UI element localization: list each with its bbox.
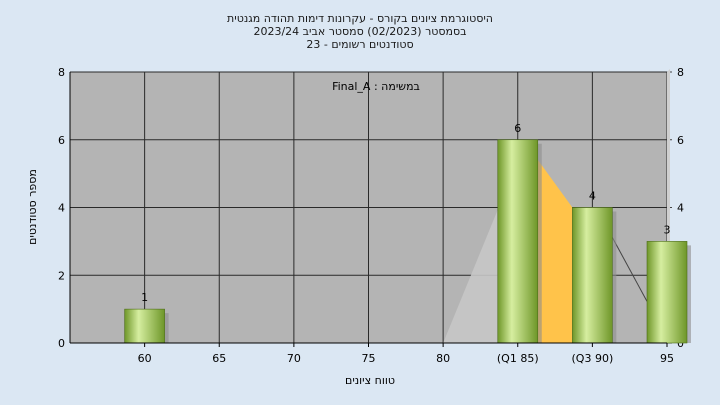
- distribution-line: [611, 237, 648, 302]
- x-tick-label: 80: [436, 352, 450, 365]
- x-tick-label: (Q3 90): [572, 352, 614, 365]
- y-tick-label-right: 8: [677, 66, 684, 79]
- y-tick-label-left: 4: [58, 202, 65, 215]
- plot-area: 002244668816436065707580(Q1 85)(Q3 90)95: [58, 66, 691, 365]
- y-tick-label-left: 8: [58, 66, 65, 79]
- x-tick-label: 70: [287, 352, 301, 365]
- bar: [572, 207, 613, 344]
- x-axis-title: טווח ציונים: [345, 374, 395, 387]
- chart-annotation: במשימה : Final_A: [332, 80, 420, 93]
- y-tick-label-right: 6: [677, 134, 684, 147]
- bar: [646, 241, 688, 344]
- y-tick-label-left: 0: [58, 337, 65, 350]
- y-tick-label-right: 0: [677, 337, 684, 350]
- chart-title-line-2: בסמסטר (02/2023) סמסטר אביב 2023/24: [253, 25, 466, 38]
- y-tick-label-left: 2: [58, 269, 65, 282]
- data-label: 3: [664, 223, 671, 236]
- y-tick-label-left: 6: [58, 134, 65, 147]
- y-axis-title: מספר סטודנטים: [26, 169, 39, 245]
- x-tick-label: 75: [362, 352, 376, 365]
- y-tick-label-right: 4: [677, 202, 684, 215]
- x-tick-label: (Q1 85): [497, 352, 539, 365]
- x-tick-label: 95: [660, 352, 674, 365]
- x-tick-label: 65: [212, 352, 226, 365]
- bar: [124, 308, 165, 344]
- data-label: 1: [141, 291, 148, 304]
- chart-title-line-1: היסטוגרמת ציונים בקורס - עקרונות דימות ת…: [227, 12, 493, 25]
- data-label: 6: [514, 122, 521, 135]
- quartile-band-area: [537, 159, 573, 343]
- bar: [497, 139, 539, 344]
- data-label: 4: [589, 190, 596, 203]
- distribution-area-gray: [443, 209, 498, 343]
- chart-title-line-3: סטודנטים רשומים - 23: [306, 38, 413, 51]
- x-tick-label: 60: [138, 352, 152, 365]
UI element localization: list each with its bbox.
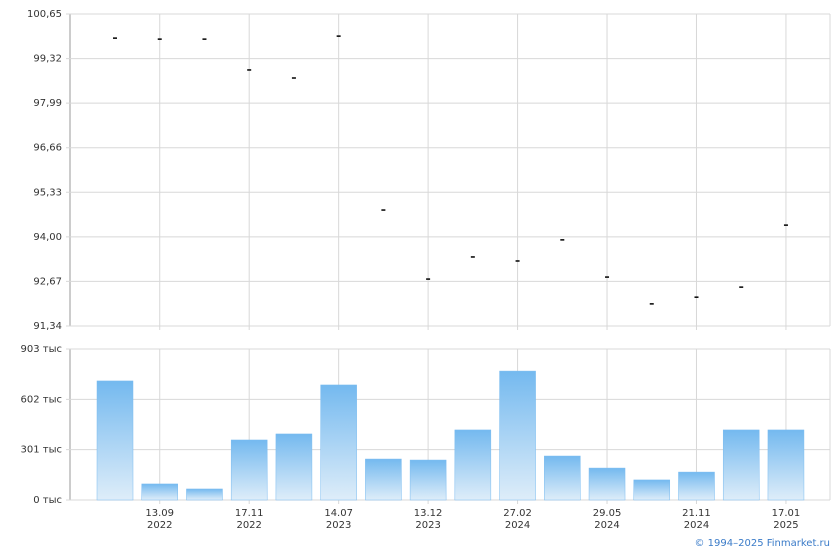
volume-bar <box>230 439 268 501</box>
x-tick-label: 29.05 2024 <box>593 508 622 531</box>
price-mark <box>336 35 341 37</box>
price-mark <box>560 239 565 241</box>
y-tick-label: 301 тыс <box>21 445 62 456</box>
x-tick-label: 17.11 2022 <box>235 508 264 531</box>
y-tick-label: 903 тыс <box>21 344 62 355</box>
y-tick-label: 602 тыс <box>21 394 62 405</box>
x-tick-label: 13.09 2022 <box>145 508 174 531</box>
volume-bar <box>409 459 447 501</box>
volume-bar <box>454 429 492 501</box>
price-mark <box>649 303 654 305</box>
price-mark <box>291 77 296 79</box>
volume-bar <box>499 370 536 501</box>
volume-bar <box>722 429 760 501</box>
volume-bar <box>633 479 671 501</box>
price-mark <box>247 69 252 71</box>
price-mark <box>426 278 431 280</box>
price-mark <box>113 37 117 39</box>
y-tick-label: 94,00 <box>33 232 62 243</box>
price-mark <box>515 260 520 262</box>
price-mark <box>694 296 699 298</box>
y-tick-label: 96,66 <box>33 143 62 154</box>
volume-bar <box>678 471 715 501</box>
price-mark <box>783 224 788 226</box>
price-mark <box>202 38 207 40</box>
footer[interactable]: © 1994–2025 Finmarket.ru <box>694 538 830 549</box>
volume-bar <box>767 429 805 501</box>
volume-bar <box>186 488 223 501</box>
y-tick-label: 92,67 <box>33 276 62 287</box>
x-tick-label: 27.02 2024 <box>503 508 532 531</box>
y-tick-label: 100,65 <box>27 9 62 20</box>
volume-bar <box>365 458 402 501</box>
x-tick-label: 17.01 2025 <box>772 508 801 531</box>
y-tick-label: 99,32 <box>33 54 62 65</box>
price-mark <box>605 276 610 278</box>
price-mark <box>381 209 386 211</box>
y-tick-label: 91,34 <box>33 321 62 332</box>
volume-bar <box>96 380 134 501</box>
price-mark <box>157 38 162 40</box>
price-mark <box>470 256 475 258</box>
x-tick-label: 13.12 2023 <box>414 508 443 531</box>
x-tick-label: 21.11 2024 <box>682 508 711 531</box>
volume-bar <box>320 384 357 501</box>
y-tick-label: 97,99 <box>33 98 62 109</box>
volume-bar <box>588 467 626 501</box>
price-mark <box>739 286 744 288</box>
y-tick-label: 0 тыс <box>33 495 62 506</box>
x-tick-label: 14.07 2023 <box>324 508 353 531</box>
volume-bar <box>544 455 581 501</box>
volume-bar <box>275 433 313 501</box>
volume-bar <box>141 483 178 501</box>
y-tick-label: 95,33 <box>33 187 62 198</box>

──────────────────────────────

### WHAT TO PRODUCE
Please repeat every line of the records above word for word, leaving out the pictures.

### TASK ANSWER
UI element localization: list each with its bbox.
- distribution-line: [611, 237, 648, 302]
- x-tick-label: 80: [436, 352, 450, 365]
- x-tick-label: (Q3 90): [572, 352, 614, 365]
- y-tick-label-right: 8: [677, 66, 684, 79]
- y-tick-label-left: 4: [58, 202, 65, 215]
- plot-area: 002244668816436065707580(Q1 85)(Q3 90)95: [58, 66, 691, 365]
- y-tick-label-left: 8: [58, 66, 65, 79]
- x-tick-label: 70: [287, 352, 301, 365]
- bar: [572, 207, 613, 344]
- x-axis-title: טווח ציונים: [345, 374, 395, 387]
- chart-annotation: במשימה : Final_A: [332, 80, 420, 93]
- y-tick-label-right: 6: [677, 134, 684, 147]
- bar: [646, 241, 688, 344]
- y-tick-label-left: 0: [58, 337, 65, 350]
- y-tick-label-right: 0: [677, 337, 684, 350]
- chart-title-line-2: בסמסטר (02/2023) סמסטר אביב 2023/24: [253, 25, 466, 38]
- y-tick-label-left: 2: [58, 269, 65, 282]
- data-label: 3: [664, 223, 671, 236]
- y-tick-label-left: 6: [58, 134, 65, 147]
- y-axis-title: מספר סטודנטים: [26, 169, 39, 245]
- x-tick-label: 75: [362, 352, 376, 365]
- y-tick-label-right: 4: [677, 202, 684, 215]
- x-tick-label: (Q1 85): [497, 352, 539, 365]
- x-tick-label: 95: [660, 352, 674, 365]
- x-tick-label: 65: [212, 352, 226, 365]
- bar: [124, 308, 165, 344]
- data-label: 1: [141, 291, 148, 304]
- chart-title-line-1: היסטוגרמת ציונים בקורס - עקרונות דימות ת…: [227, 12, 493, 25]
- data-label: 6: [514, 122, 521, 135]
- quartile-band-area: [537, 159, 573, 343]
- bar: [497, 139, 539, 344]
- data-label: 4: [589, 190, 596, 203]
- distribution-area-gray: [443, 209, 498, 343]
- chart-title-line-3: סטודנטים רשומים - 23: [306, 38, 413, 51]
- x-tick-label: 60: [138, 352, 152, 365]
UI element localization: list each with its bbox.
volume-bar <box>230 439 268 501</box>
x-tick-label: 29.05 2024 <box>593 508 622 531</box>
price-mark <box>336 35 341 37</box>
price-mark <box>560 239 565 241</box>
y-tick-label: 301 тыс <box>21 445 62 456</box>
x-tick-label: 17.11 2022 <box>235 508 264 531</box>
y-tick-label: 903 тыс <box>21 344 62 355</box>
y-tick-label: 602 тыс <box>21 394 62 405</box>
x-tick-label: 13.09 2022 <box>145 508 174 531</box>
volume-bar <box>409 459 447 501</box>
volume-bar <box>454 429 492 501</box>
price-mark <box>649 303 654 305</box>
price-mark <box>291 77 296 79</box>
volume-bar <box>499 370 536 501</box>
volume-bar <box>722 429 760 501</box>
volume-bar <box>633 479 671 501</box>
price-mark <box>247 69 252 71</box>
price-mark <box>426 278 431 280</box>
price-mark <box>113 37 117 39</box>
y-tick-label: 94,00 <box>33 232 62 243</box>
price-mark <box>515 260 520 262</box>
price-mark <box>694 296 699 298</box>
y-tick-label: 96,66 <box>33 143 62 154</box>
volume-bar <box>678 471 715 501</box>
price-mark <box>783 224 788 226</box>
price-mark <box>202 38 207 40</box>
footer[interactable]: © 1994–2025 Finmarket.ru <box>694 538 830 549</box>
volume-bar <box>767 429 805 501</box>
volume-bar <box>186 488 223 501</box>
y-tick-label: 92,67 <box>33 276 62 287</box>
x-tick-label: 27.02 2024 <box>503 508 532 531</box>
y-tick-label: 100,65 <box>27 9 62 20</box>
volume-bar <box>365 458 402 501</box>
x-tick-label: 17.01 2025 <box>772 508 801 531</box>
y-tick-label: 99,32 <box>33 54 62 65</box>
price-mark <box>605 276 610 278</box>
price-mark <box>381 209 386 211</box>
y-tick-label: 91,34 <box>33 321 62 332</box>
volume-bar <box>96 380 134 501</box>
price-mark <box>157 38 162 40</box>
price-mark <box>470 256 475 258</box>
x-tick-label: 13.12 2023 <box>414 508 443 531</box>
x-tick-label: 21.11 2024 <box>682 508 711 531</box>
volume-bar <box>320 384 357 501</box>
y-tick-label: 97,99 <box>33 98 62 109</box>
volume-bar <box>588 467 626 501</box>
price-mark <box>739 286 744 288</box>
y-tick-label: 0 тыс <box>33 495 62 506</box>
x-tick-label: 14.07 2023 <box>324 508 353 531</box>
volume-bar <box>544 455 581 501</box>
volume-bar <box>275 433 313 501</box>
volume-bar <box>141 483 178 501</box>
y-tick-label: 95,33 <box>33 187 62 198</box>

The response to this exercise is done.